(Stored data entries)
--*--

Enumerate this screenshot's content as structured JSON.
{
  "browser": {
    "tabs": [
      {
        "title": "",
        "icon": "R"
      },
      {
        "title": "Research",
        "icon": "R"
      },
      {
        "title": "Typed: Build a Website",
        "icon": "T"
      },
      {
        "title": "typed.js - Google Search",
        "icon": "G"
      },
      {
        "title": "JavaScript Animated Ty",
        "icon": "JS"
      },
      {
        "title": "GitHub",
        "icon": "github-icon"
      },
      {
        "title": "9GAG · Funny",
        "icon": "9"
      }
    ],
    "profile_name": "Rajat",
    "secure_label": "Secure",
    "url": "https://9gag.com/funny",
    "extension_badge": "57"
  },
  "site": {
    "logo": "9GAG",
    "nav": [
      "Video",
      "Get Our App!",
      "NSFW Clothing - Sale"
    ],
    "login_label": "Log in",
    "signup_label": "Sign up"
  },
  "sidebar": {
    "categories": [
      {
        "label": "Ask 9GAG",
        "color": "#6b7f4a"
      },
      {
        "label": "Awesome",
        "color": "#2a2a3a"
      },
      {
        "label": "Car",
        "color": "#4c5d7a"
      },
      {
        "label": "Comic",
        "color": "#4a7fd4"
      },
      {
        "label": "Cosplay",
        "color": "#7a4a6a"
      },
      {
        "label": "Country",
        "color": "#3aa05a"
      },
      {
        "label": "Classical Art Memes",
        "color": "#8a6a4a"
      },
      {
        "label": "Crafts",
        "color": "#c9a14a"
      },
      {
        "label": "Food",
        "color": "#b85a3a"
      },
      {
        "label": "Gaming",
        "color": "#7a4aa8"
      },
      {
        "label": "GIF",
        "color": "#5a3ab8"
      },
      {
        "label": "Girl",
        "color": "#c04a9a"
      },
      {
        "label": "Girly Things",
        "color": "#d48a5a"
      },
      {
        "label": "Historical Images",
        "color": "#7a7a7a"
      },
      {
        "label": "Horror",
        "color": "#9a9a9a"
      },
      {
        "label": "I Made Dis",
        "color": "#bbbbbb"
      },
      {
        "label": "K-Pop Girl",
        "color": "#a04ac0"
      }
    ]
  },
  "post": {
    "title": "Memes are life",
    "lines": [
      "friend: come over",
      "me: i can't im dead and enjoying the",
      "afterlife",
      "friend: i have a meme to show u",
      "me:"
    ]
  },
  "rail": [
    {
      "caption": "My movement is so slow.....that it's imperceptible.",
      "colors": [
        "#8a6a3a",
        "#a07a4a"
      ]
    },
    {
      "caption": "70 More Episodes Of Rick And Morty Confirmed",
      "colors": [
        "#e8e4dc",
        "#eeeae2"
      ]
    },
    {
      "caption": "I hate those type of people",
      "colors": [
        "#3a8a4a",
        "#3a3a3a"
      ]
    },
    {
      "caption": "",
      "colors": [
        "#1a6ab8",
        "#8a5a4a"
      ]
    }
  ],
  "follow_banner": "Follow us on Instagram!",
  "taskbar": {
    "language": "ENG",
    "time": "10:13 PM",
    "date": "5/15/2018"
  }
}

--*--

_Challenge:_
Write out each line of the data that holds the string "title".

_Answer to this task:_
        "title": "",
        "title": "Research",
        "title": "Typed: Build a Website",
        "title": "typed.js - Google Search",
        "title": "JavaScript Animated Ty",
        "title": "GitHub",
        "title": "9GAG · Funny",
    "title": "Memes are life",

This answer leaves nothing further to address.